**AIM:** Filter the entries below, keeping every line that has the word "formularze".

#####

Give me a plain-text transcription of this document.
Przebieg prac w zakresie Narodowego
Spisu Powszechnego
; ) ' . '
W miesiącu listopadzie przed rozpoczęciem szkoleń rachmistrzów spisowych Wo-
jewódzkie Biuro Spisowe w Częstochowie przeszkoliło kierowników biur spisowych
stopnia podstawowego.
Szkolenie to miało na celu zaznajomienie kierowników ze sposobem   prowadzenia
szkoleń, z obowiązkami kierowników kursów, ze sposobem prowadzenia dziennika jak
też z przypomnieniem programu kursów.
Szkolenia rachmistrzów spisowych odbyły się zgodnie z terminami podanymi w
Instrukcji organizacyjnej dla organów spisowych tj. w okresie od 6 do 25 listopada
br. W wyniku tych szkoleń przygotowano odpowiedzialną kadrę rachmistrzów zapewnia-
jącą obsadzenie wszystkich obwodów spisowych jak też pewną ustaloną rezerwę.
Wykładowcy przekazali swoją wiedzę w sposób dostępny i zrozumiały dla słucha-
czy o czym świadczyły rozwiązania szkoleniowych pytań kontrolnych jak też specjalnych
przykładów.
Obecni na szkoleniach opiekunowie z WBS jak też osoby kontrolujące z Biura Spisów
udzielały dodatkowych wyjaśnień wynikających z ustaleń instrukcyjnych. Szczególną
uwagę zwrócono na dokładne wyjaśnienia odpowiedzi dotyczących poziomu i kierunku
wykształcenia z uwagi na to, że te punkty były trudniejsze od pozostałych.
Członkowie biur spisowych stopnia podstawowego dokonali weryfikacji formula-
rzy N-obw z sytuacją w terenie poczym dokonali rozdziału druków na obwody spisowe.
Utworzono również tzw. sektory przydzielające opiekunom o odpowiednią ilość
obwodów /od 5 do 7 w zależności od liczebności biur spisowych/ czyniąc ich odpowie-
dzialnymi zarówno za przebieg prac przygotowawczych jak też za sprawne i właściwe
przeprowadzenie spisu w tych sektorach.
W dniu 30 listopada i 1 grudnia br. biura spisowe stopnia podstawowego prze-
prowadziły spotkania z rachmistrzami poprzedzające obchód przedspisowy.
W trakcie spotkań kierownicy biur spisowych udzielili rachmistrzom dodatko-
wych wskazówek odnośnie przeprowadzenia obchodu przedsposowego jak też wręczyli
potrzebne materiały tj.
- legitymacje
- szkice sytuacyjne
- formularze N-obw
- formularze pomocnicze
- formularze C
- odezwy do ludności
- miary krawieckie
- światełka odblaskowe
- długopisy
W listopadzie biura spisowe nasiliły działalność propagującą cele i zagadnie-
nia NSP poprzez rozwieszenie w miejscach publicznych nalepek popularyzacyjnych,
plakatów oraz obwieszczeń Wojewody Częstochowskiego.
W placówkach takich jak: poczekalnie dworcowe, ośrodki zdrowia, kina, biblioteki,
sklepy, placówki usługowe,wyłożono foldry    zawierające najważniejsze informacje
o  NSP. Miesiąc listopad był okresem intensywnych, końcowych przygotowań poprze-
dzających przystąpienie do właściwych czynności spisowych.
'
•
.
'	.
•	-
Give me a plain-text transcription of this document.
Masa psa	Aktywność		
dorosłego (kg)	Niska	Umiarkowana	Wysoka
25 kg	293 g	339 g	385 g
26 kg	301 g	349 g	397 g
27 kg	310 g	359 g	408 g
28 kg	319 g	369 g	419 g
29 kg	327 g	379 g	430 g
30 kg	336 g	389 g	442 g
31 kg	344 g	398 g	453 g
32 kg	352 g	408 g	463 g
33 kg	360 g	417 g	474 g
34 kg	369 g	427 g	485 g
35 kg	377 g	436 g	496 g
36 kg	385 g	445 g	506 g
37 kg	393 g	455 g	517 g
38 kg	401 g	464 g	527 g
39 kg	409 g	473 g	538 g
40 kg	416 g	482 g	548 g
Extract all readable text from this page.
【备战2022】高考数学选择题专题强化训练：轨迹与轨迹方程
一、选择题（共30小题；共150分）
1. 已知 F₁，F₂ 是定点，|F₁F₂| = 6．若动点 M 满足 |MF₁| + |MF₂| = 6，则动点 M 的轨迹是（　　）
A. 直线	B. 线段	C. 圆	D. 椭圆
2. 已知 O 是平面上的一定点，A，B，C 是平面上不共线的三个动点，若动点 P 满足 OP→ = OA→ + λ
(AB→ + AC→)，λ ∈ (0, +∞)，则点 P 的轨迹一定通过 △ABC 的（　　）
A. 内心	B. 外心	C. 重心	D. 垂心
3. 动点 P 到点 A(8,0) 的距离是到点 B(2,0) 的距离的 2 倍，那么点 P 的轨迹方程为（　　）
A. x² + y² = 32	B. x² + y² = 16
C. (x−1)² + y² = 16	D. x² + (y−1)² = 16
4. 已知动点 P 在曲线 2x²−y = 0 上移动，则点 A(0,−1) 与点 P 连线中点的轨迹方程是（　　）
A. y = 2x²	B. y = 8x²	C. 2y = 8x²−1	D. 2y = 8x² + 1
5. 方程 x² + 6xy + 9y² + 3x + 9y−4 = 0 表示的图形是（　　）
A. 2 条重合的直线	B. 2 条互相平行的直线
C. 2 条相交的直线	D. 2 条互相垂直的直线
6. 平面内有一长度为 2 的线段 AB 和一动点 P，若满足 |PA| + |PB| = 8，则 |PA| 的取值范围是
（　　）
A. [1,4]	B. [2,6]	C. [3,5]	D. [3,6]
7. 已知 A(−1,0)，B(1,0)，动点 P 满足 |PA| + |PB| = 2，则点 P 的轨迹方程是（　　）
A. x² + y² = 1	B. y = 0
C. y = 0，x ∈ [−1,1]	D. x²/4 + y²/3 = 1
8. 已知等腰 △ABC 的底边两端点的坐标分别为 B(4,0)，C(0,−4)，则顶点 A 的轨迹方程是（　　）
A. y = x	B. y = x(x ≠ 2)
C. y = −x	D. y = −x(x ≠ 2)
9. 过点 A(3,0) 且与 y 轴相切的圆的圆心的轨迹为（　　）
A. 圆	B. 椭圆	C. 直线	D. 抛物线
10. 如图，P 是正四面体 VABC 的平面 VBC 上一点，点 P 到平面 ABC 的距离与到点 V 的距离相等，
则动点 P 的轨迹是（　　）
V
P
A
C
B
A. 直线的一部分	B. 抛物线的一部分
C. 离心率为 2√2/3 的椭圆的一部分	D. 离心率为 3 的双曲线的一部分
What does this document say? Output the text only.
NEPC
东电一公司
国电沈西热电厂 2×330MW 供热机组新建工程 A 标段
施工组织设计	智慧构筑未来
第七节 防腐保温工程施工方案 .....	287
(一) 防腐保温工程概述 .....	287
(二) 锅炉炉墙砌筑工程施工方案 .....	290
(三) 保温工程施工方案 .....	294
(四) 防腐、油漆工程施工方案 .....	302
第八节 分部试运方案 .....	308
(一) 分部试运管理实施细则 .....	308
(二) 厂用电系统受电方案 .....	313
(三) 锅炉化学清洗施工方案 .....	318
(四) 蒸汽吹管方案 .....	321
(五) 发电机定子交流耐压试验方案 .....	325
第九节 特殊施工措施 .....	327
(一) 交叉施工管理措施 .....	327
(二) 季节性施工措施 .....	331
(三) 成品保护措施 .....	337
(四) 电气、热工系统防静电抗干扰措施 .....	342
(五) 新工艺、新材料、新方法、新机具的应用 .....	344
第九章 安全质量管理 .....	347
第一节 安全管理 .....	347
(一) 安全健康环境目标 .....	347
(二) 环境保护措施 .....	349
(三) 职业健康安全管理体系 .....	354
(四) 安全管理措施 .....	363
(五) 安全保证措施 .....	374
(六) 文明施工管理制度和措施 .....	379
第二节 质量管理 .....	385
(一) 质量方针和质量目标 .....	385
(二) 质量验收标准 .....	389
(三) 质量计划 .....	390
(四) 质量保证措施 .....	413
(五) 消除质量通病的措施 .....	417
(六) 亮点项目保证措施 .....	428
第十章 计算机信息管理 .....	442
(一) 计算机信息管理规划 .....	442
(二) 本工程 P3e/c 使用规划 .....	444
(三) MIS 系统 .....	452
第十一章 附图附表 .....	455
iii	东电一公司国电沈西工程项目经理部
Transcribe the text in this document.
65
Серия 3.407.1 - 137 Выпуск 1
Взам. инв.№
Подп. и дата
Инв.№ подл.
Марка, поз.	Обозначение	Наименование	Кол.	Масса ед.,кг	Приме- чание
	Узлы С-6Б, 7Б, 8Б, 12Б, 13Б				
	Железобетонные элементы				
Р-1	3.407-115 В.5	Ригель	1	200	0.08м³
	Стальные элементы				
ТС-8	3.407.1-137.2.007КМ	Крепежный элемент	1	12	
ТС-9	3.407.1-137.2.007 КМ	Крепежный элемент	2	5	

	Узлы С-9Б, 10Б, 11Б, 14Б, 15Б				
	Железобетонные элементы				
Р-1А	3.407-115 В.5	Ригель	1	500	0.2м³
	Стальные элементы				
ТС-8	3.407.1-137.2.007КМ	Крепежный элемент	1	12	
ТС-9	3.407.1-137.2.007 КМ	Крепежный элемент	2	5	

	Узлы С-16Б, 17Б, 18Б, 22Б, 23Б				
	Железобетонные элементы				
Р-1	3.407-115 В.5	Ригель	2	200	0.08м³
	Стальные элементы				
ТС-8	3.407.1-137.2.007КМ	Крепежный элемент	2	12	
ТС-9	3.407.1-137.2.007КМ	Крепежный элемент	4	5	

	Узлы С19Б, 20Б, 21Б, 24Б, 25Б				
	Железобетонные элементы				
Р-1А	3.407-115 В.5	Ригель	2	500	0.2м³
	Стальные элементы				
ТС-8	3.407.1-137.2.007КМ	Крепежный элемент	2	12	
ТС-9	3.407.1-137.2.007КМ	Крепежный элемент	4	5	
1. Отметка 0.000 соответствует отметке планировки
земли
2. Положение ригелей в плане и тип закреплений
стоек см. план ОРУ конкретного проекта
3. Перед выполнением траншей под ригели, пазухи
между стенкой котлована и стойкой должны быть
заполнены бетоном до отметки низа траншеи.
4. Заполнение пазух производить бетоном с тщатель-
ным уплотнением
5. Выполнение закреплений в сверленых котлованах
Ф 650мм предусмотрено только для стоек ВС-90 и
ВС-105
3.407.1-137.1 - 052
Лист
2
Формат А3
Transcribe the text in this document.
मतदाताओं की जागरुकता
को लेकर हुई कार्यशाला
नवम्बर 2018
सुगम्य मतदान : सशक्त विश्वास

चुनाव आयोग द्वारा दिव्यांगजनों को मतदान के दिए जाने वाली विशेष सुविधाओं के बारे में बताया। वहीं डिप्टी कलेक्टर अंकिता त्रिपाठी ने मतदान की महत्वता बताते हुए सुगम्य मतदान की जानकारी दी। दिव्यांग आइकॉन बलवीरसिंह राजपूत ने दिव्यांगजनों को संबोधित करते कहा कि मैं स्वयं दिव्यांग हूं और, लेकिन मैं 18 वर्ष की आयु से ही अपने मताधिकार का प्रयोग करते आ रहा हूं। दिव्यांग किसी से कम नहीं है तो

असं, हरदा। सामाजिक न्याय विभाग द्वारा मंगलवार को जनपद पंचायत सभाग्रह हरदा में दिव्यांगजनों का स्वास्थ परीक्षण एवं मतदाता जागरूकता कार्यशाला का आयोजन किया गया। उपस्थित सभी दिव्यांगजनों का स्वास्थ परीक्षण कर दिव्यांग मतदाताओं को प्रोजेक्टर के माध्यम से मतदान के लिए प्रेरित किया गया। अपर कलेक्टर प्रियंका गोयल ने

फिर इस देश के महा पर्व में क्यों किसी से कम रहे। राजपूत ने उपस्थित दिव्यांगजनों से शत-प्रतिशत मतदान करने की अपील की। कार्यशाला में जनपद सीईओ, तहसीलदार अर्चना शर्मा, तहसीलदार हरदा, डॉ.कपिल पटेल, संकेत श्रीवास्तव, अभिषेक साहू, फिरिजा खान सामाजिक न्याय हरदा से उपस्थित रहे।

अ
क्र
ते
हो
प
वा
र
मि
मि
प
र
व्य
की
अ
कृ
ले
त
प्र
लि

#####

**EXPECTED ANSWER:**
- formularze N-obw
- formularze pomocnicze
- formularze C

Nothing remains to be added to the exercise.